- [PROBLEM DESCRIPTION]: Without the pictures, set down every line of the data exactly.

[Items listed in a dataset]

****************

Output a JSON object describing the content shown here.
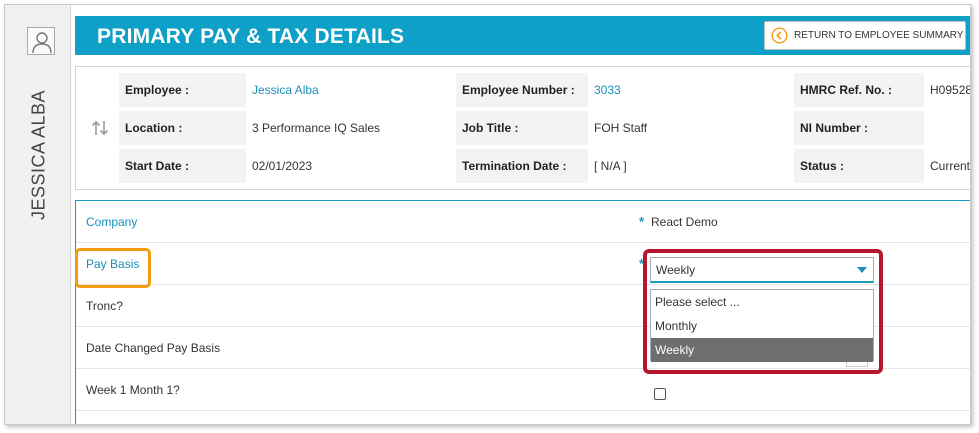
{
  "sidebar": {
    "employee_name": "JESSICA ALBA",
    "avatar_icon": "user-icon"
  },
  "header": {
    "title": "PRIMARY PAY & TAX DETAILS",
    "return_label": "RETURN TO EMPLOYEE SUMMARY",
    "return_icon": "chevron-left-circle-icon",
    "color": "#0ea0c6"
  },
  "info": {
    "swap_icon": "swap-vertical-icon",
    "employee_label": "Employee :",
    "employee_value": "Jessica Alba",
    "employee_number_label": "Employee Number :",
    "employee_number_value": "3033",
    "hmrc_label": "HMRC Ref. No. :",
    "hmrc_value": "H09528",
    "location_label": "Location :",
    "location_value": "3 Performance IQ Sales",
    "job_title_label": "Job Title :",
    "job_title_value": "FOH Staff",
    "ni_label": "NI Number :",
    "ni_value": "",
    "start_date_label": "Start Date :",
    "start_date_value": "02/01/2023",
    "termination_label": "Termination Date :",
    "termination_value": "[ N/A ]",
    "status_label": "Status :",
    "status_value": "Current"
  },
  "form": {
    "company_label": "Company",
    "company_value": "React Demo",
    "required_mark": "*",
    "pay_basis_label": "Pay Basis",
    "pay_basis_value": "Weekly",
    "pay_basis_options": [
      "Please select ...",
      "Monthly",
      "Weekly"
    ],
    "tronc_label": "Tronc?",
    "date_changed_label": "Date Changed Pay Basis",
    "week1_label": "Week 1 Month 1?",
    "week1_checked": false
  },
  "colors": {
    "accent": "#1a90b8",
    "highlight_orange": "#f39c12",
    "highlight_red": "#b5182e"
  }
}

****************

- [OUTPUT BELOW]:
Output a JSON object describing the content shown here.
{
  "sidebar": {
    "employee_name": "JESSICA ALBA",
    "avatar_icon": "user-icon"
  },
  "header": {
    "title": "PRIMARY PAY & TAX DETAILS",
    "return_label": "RETURN TO EMPLOYEE SUMMARY",
    "return_icon": "chevron-left-circle-icon",
    "color": "#0ea0c6"
  },
  "info": {
    "swap_icon": "swap-vertical-icon",
    "employee_label": "Employee :",
    "employee_value": "Jessica Alba",
    "employee_number_label": "Employee Number :",
    "employee_number_value": "3033",
    "hmrc_label": "HMRC Ref. No. :",
    "hmrc_value": "H09528",
    "location_label": "Location :",
    "location_value": "3 Performance IQ Sales",
    "job_title_label": "Job Title :",
    "job_title_value": "FOH Staff",
    "ni_label": "NI Number :",
    "ni_value": "",
    "start_date_label": "Start Date :",
    "start_date_value": "02/01/2023",
    "termination_label": "Termination Date :",
    "termination_value": "[ N/A ]",
    "status_label": "Status :",
    "status_value": "Current"
  },
  "form": {
    "company_label": "Company",
    "company_value": "React Demo",
    "required_mark": "*",
    "pay_basis_label": "Pay Basis",
    "pay_basis_value": "Weekly",
    "pay_basis_options": [
      "Please select ...",
      "Monthly",
      "Weekly"
    ],
    "tronc_label": "Tronc?",
    "date_changed_label": "Date Changed Pay Basis",
    "week1_label": "Week 1 Month 1?",
    "week1_checked": false
  },
  "colors": {
    "accent": "#1a90b8",
    "highlight_orange": "#f39c12",
    "highlight_red": "#b5182e"
  }
}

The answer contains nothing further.